=== What the task requires ===
If a line in the data holds "document", copy that line out in full.

=== Provided records ===

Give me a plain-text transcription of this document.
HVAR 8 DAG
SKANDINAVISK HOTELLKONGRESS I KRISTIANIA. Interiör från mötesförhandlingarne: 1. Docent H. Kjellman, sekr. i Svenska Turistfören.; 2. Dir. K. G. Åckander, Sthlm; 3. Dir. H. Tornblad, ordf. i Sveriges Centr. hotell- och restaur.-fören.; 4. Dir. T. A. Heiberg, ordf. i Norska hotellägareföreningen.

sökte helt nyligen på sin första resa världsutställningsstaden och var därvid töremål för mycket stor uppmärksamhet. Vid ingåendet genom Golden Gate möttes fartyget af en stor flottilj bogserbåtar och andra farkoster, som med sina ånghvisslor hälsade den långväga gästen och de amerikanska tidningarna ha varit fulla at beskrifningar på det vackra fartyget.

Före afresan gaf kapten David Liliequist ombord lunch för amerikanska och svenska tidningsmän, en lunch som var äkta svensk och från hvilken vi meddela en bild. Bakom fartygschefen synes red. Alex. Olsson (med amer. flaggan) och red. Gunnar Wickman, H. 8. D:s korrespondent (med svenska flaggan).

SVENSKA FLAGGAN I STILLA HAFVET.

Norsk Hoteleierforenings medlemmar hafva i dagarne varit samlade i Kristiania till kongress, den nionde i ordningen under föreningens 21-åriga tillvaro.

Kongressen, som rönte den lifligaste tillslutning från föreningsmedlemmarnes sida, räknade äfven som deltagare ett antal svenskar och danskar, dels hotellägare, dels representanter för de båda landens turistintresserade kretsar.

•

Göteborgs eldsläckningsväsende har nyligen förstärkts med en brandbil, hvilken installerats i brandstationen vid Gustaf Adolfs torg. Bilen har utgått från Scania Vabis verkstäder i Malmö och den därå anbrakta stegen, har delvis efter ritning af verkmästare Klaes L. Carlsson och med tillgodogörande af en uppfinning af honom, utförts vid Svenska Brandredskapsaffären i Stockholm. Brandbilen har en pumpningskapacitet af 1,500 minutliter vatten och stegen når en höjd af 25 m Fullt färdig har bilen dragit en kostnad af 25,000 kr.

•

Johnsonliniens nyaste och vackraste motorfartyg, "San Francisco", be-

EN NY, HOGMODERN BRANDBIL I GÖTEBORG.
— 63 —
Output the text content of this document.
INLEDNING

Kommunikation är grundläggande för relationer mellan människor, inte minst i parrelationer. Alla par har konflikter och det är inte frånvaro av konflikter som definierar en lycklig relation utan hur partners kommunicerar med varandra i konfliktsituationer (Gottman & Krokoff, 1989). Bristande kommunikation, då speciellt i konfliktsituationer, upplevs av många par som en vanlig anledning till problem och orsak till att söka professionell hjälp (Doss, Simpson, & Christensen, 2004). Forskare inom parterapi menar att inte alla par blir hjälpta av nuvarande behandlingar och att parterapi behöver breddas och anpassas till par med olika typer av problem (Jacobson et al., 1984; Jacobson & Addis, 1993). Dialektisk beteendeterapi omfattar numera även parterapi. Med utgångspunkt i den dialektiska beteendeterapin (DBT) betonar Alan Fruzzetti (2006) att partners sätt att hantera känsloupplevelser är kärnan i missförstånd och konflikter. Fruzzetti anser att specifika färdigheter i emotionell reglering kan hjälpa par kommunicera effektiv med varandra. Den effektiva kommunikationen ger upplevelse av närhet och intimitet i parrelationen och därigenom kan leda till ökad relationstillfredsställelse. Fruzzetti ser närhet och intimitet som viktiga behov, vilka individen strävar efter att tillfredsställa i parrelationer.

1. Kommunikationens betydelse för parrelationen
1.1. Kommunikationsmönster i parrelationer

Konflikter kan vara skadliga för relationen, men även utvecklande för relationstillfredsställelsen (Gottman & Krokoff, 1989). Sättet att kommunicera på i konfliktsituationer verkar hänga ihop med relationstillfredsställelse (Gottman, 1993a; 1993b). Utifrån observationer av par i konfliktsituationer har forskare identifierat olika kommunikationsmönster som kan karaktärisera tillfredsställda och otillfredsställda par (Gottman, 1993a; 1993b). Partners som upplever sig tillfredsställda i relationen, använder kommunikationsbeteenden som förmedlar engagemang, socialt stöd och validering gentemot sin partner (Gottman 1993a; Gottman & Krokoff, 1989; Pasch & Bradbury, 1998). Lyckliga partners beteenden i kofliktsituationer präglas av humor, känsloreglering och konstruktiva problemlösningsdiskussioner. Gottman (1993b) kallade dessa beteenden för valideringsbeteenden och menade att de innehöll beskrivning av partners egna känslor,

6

=== Response area ===
Give me a plain-text transcription of this document.
Output the text content of this document.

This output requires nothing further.